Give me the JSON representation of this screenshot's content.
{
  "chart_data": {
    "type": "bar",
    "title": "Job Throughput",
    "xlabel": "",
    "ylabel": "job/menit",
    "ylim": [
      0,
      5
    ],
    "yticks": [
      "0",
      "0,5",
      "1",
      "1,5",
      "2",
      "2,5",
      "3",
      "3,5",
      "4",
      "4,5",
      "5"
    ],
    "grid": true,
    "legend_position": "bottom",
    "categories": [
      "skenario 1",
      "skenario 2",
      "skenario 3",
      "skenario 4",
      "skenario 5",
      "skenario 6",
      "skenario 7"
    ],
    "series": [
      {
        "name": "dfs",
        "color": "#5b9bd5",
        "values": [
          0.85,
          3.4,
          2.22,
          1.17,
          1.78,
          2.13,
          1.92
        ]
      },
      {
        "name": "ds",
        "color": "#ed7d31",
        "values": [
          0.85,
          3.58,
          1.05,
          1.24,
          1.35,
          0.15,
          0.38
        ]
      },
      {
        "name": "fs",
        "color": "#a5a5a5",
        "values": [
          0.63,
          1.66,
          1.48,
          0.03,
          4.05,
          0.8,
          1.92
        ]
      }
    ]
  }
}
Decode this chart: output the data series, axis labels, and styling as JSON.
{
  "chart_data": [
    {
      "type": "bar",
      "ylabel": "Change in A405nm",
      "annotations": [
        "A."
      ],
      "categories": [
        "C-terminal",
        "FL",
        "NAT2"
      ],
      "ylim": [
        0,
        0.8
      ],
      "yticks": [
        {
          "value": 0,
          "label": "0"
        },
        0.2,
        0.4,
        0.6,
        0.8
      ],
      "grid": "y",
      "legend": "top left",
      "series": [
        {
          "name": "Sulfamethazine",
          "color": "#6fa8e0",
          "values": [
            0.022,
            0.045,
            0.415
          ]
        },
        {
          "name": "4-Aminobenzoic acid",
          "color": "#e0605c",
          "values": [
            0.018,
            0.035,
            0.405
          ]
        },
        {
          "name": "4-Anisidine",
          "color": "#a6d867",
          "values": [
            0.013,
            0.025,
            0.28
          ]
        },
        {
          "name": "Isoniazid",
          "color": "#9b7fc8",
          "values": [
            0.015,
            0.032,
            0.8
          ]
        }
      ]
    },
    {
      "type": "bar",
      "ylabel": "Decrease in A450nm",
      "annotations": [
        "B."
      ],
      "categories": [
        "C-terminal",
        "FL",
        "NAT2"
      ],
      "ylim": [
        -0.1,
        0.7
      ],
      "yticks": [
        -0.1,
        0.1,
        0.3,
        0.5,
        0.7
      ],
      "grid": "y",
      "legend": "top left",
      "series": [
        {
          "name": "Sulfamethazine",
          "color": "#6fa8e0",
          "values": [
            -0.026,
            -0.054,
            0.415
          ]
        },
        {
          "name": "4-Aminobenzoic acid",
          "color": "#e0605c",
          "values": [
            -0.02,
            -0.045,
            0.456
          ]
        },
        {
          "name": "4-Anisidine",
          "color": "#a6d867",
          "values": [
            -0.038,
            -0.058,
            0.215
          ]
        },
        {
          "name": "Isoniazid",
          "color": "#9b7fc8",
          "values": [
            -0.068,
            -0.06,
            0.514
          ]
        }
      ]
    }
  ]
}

--

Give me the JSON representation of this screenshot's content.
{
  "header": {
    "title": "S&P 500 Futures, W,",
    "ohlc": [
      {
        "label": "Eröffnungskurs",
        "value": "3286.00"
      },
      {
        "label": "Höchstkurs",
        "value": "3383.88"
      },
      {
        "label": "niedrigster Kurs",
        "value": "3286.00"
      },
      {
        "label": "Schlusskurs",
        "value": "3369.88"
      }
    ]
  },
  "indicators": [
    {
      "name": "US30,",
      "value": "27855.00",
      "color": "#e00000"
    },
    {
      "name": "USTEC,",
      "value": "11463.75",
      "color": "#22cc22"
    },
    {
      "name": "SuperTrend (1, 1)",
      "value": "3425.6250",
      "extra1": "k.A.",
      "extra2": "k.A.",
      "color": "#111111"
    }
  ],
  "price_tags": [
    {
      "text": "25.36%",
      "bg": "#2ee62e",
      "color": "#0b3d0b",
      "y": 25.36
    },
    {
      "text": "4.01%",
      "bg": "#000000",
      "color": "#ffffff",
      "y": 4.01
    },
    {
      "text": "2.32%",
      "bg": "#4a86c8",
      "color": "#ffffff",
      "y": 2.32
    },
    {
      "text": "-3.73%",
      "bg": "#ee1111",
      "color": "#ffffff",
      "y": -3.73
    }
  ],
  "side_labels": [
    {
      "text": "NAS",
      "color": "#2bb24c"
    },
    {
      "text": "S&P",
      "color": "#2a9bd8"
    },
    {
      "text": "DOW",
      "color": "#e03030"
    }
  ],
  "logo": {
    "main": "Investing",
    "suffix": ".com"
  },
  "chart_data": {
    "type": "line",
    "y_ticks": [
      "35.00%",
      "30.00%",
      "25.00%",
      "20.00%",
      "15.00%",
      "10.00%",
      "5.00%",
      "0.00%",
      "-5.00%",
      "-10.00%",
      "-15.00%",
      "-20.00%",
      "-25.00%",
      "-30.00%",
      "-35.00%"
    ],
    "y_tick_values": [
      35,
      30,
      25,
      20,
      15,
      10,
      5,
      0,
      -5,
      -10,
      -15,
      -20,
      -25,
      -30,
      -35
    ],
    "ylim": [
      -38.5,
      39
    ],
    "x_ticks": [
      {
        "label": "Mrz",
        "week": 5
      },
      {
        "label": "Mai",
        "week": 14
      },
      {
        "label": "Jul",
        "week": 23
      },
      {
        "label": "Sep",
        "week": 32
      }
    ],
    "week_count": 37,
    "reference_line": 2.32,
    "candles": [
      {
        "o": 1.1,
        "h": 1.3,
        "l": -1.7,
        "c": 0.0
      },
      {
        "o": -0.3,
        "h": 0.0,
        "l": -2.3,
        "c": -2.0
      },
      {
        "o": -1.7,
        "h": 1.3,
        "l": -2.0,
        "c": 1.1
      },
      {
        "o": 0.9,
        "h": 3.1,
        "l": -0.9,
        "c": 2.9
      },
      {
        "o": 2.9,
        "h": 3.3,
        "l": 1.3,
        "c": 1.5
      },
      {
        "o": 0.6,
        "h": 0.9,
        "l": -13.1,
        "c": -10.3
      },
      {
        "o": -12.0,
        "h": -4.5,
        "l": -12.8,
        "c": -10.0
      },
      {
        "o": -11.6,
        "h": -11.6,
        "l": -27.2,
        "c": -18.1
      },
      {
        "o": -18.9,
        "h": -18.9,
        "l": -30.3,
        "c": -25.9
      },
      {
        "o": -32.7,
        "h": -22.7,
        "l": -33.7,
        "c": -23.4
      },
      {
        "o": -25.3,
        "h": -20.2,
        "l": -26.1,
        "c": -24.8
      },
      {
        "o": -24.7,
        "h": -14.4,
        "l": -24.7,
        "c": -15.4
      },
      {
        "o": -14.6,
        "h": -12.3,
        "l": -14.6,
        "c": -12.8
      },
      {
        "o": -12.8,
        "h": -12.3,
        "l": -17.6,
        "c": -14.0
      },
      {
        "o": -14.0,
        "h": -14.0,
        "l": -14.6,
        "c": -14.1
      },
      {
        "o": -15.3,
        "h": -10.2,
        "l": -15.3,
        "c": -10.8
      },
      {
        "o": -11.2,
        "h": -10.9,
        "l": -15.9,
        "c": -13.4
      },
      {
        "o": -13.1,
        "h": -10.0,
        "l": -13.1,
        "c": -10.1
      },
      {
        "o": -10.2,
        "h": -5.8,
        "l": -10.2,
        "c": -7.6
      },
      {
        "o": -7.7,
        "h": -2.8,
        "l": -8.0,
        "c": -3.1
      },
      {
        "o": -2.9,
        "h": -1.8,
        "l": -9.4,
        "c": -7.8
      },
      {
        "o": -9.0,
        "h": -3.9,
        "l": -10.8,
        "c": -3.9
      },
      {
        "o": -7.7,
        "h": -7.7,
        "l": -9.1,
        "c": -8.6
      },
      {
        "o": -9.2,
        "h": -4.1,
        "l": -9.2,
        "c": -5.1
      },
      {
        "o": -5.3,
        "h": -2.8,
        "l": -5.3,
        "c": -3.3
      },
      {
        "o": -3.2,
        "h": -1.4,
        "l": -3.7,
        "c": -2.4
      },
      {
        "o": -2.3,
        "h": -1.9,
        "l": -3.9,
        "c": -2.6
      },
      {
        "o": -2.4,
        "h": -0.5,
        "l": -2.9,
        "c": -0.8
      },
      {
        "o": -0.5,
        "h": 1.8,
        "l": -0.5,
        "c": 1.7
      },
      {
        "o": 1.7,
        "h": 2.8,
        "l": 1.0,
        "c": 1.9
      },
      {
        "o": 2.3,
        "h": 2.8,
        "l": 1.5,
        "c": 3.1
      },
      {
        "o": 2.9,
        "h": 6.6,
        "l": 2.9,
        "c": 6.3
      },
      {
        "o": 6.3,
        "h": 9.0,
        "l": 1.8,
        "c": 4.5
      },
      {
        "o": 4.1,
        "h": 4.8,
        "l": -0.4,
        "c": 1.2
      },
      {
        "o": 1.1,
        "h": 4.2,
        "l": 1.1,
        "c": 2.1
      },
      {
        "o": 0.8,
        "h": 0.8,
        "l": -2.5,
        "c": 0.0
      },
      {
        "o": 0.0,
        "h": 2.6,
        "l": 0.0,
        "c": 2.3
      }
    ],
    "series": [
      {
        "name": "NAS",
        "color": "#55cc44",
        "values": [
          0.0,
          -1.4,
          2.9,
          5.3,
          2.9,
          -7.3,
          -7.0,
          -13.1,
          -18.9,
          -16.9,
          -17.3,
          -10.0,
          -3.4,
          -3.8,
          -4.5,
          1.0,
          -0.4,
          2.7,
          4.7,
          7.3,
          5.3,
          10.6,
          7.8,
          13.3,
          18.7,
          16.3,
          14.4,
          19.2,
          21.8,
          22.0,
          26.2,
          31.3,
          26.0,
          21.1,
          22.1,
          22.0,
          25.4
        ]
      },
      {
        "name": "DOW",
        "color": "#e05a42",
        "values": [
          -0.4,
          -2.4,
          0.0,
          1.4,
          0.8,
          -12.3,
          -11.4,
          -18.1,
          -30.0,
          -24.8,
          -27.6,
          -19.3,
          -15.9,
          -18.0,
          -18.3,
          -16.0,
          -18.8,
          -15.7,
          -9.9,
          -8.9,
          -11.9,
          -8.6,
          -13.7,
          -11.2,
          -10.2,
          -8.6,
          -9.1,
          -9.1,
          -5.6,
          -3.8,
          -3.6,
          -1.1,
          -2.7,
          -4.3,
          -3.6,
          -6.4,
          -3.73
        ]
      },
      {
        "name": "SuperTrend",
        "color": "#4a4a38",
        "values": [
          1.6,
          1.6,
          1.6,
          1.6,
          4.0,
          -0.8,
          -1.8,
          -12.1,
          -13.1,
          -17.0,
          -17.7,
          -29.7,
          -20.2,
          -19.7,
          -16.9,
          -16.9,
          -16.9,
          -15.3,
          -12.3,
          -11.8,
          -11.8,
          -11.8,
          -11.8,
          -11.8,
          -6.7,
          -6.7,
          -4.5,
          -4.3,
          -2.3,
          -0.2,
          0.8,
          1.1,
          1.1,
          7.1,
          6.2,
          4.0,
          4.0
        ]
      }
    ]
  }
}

==

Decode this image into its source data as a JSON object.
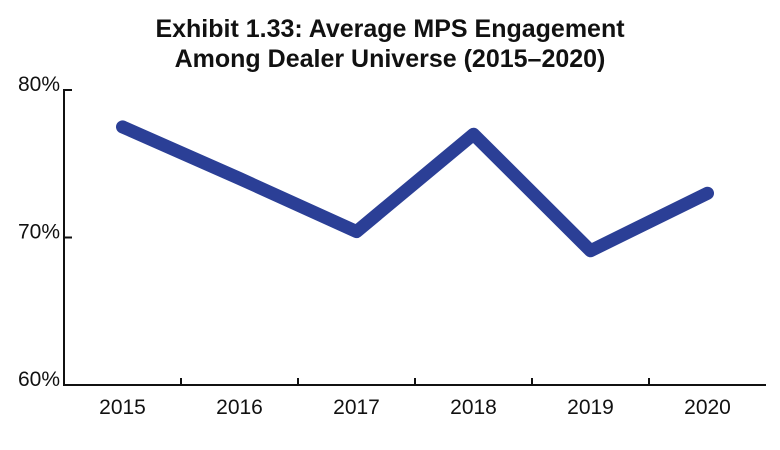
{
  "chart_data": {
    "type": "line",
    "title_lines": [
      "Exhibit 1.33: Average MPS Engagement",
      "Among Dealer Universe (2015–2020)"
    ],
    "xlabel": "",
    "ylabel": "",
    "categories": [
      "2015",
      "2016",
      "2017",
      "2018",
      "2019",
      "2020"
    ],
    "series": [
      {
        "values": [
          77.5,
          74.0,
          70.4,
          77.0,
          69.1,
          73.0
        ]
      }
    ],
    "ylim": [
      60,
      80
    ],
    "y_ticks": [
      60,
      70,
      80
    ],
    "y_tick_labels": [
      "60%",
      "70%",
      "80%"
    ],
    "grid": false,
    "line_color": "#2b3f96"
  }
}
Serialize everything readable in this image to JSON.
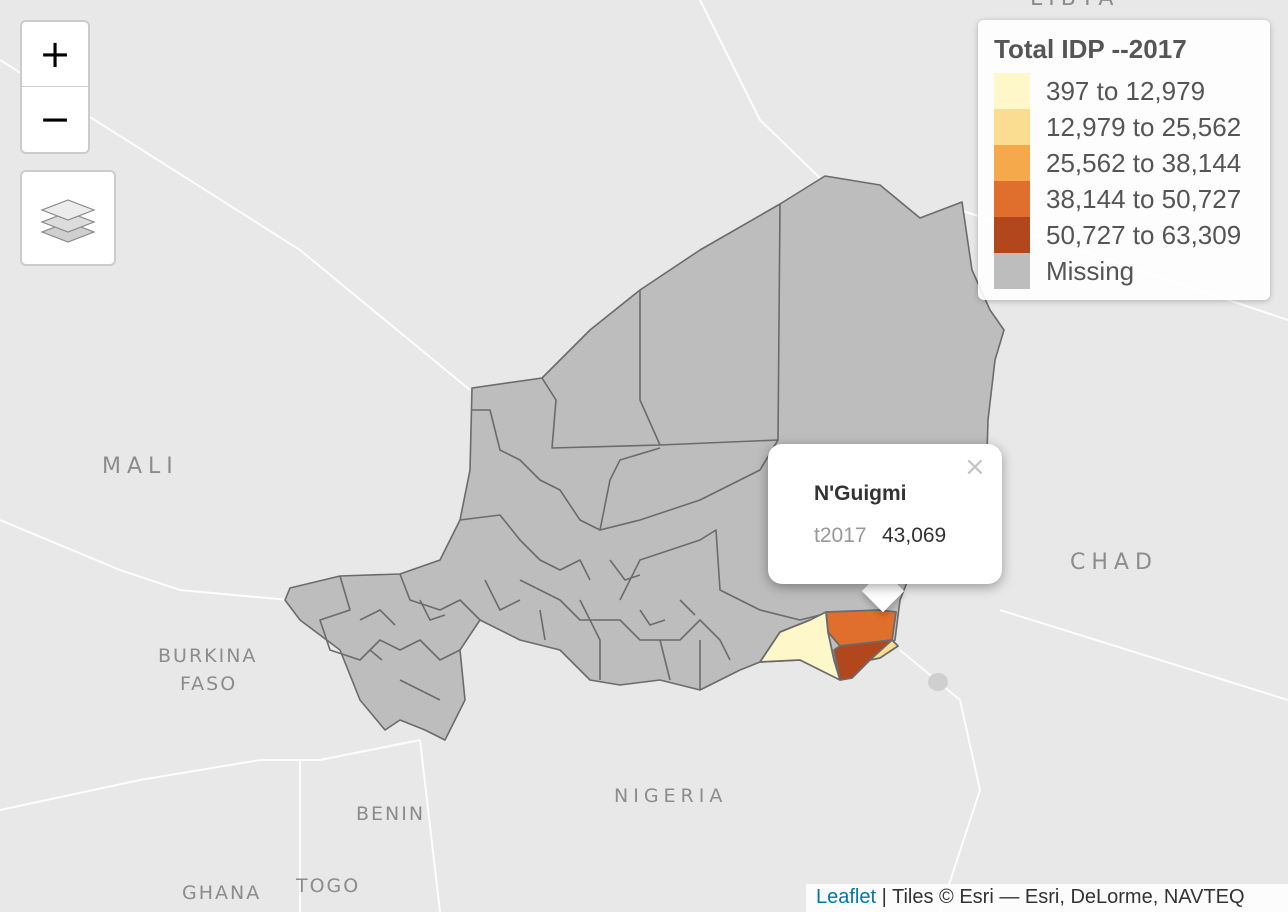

• Requirement:
The material above holds pictures; leave them out. Repeat exactly the lines from the one containing "Decode this image" through the one containing "Serialize everything readable", and nothing else.

• Result of this task:
Decode this image into its source data as a JSON object.
{
  "chart_data": {
    "type": "line",
    "title_lines": [
      "Exhibit 1.33: Average MPS Engagement",
      "Among Dealer Universe (2015–2020)"
    ],
    "xlabel": "",
    "ylabel": "",
    "categories": [
      "2015",
      "2016",
      "2017",
      "2018",
      "2019",
      "2020"
    ],
    "series": [
      {
        "values": [
          77.5,
          74.0,
          70.4,
          77.0,
          69.1,
          73.0
        ]
      }
    ],
    "ylim": [
      60,
      80
    ],
    "y_ticks": [
      60,
      70,
      80
    ],
    "y_tick_labels": [
      "60%",
      "70%",
      "80%"
    ],
    "grid": false,
    "line_color": "#2b3f96"
  }
}
Serialize everything readable in this image to JSON.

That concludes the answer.